▶

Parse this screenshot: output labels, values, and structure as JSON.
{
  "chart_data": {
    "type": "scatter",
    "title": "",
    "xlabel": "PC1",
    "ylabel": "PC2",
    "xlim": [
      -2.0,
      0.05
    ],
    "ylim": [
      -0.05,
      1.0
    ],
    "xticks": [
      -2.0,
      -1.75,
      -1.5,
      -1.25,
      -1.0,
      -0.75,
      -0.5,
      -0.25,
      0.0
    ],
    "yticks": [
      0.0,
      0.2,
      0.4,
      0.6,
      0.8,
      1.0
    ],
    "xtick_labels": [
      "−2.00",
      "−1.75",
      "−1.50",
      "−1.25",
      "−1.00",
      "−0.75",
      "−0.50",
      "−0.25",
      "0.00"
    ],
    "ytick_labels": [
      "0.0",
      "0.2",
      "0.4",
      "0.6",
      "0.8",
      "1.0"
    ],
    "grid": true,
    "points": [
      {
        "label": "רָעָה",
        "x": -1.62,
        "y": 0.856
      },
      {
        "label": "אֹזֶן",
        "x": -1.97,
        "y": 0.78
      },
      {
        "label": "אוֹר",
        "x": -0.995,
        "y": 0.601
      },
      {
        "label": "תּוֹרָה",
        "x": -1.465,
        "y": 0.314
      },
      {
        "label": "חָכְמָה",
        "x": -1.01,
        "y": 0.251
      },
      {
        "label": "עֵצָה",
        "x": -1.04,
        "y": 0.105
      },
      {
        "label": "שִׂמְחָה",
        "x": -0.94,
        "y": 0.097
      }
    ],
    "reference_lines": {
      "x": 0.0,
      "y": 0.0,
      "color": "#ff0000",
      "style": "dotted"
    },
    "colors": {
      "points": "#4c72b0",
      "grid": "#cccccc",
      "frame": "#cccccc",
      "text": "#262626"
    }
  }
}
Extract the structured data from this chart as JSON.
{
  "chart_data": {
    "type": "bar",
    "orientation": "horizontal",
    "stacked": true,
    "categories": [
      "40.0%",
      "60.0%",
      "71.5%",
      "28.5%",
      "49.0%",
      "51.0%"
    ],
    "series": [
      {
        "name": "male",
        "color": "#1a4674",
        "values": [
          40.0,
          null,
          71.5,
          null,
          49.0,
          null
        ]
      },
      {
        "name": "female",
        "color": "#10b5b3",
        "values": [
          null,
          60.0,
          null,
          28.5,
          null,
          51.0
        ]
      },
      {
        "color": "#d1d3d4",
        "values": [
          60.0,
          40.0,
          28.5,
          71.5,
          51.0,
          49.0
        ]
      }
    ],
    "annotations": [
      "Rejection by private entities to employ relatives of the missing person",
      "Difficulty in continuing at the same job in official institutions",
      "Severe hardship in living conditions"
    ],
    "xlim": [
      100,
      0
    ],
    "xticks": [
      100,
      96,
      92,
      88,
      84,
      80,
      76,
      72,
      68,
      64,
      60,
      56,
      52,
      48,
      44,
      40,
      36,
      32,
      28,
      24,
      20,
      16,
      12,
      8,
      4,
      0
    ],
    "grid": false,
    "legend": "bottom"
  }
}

◀

> Description of the task:
Every line above should be written out again exactly as it stands.

> Answer to this problem:
Parse this screenshot: output labels, values, and structure as JSON.
{
  "chart_data": {
    "type": "scatter",
    "title": "",
    "xlabel": "PC1",
    "ylabel": "PC2",
    "xlim": [
      -2.0,
      0.05
    ],
    "ylim": [
      -0.05,
      1.0
    ],
    "xticks": [
      -2.0,
      -1.75,
      -1.5,
      -1.25,
      -1.0,
      -0.75,
      -0.5,
      -0.25,
      0.0
    ],
    "yticks": [
      0.0,
      0.2,
      0.4,
      0.6,
      0.8,
      1.0
    ],
    "xtick_labels": [
      "−2.00",
      "−1.75",
      "−1.50",
      "−1.25",
      "−1.00",
      "−0.75",
      "−0.50",
      "−0.25",
      "0.00"
    ],
    "ytick_labels": [
      "0.0",
      "0.2",
      "0.4",
      "0.6",
      "0.8",
      "1.0"
    ],
    "grid": true,
    "points": [
      {
        "label": "רָעָה",
        "x": -1.62,
        "y": 0.856
      },
      {
        "label": "אֹזֶן",
        "x": -1.97,
        "y": 0.78
      },
      {
        "label": "אוֹר",
        "x": -0.995,
        "y": 0.601
      },
      {
        "label": "תּוֹרָה",
        "x": -1.465,
        "y": 0.314
      },
      {
        "label": "חָכְמָה",
        "x": -1.01,
        "y": 0.251
      },
      {
        "label": "עֵצָה",
        "x": -1.04,
        "y": 0.105
      },
      {
        "label": "שִׂמְחָה",
        "x": -0.94,
        "y": 0.097
      }
    ],
    "reference_lines": {
      "x": 0.0,
      "y": 0.0,
      "color": "#ff0000",
      "style": "dotted"
    },
    "colors": {
      "points": "#4c72b0",
      "grid": "#cccccc",
      "frame": "#cccccc",
      "text": "#262626"
    }
  }
}
Extract the structured data from this chart as JSON.
{
  "chart_data": {
    "type": "bar",
    "orientation": "horizontal",
    "stacked": true,
    "categories": [
      "40.0%",
      "60.0%",
      "71.5%",
      "28.5%",
      "49.0%",
      "51.0%"
    ],
    "series": [
      {
        "name": "male",
        "color": "#1a4674",
        "values": [
          40.0,
          null,
          71.5,
          null,
          49.0,
          null
        ]
      },
      {
        "name": "female",
        "color": "#10b5b3",
        "values": [
          null,
          60.0,
          null,
          28.5,
          null,
          51.0
        ]
      },
      {
        "color": "#d1d3d4",
        "values": [
          60.0,
          40.0,
          28.5,
          71.5,
          51.0,
          49.0
        ]
      }
    ],
    "annotations": [
      "Rejection by private entities to employ relatives of the missing person",
      "Difficulty in continuing at the same job in official institutions",
      "Severe hardship in living conditions"
    ],
    "xlim": [
      100,
      0
    ],
    "xticks": [
      100,
      96,
      92,
      88,
      84,
      80,
      76,
      72,
      68,
      64,
      60,
      56,
      52,
      48,
      44,
      40,
      36,
      32,
      28,
      24,
      20,
      16,
      12,
      8,
      4,
      0
    ],
    "grid": false,
    "legend": "bottom"
  }
}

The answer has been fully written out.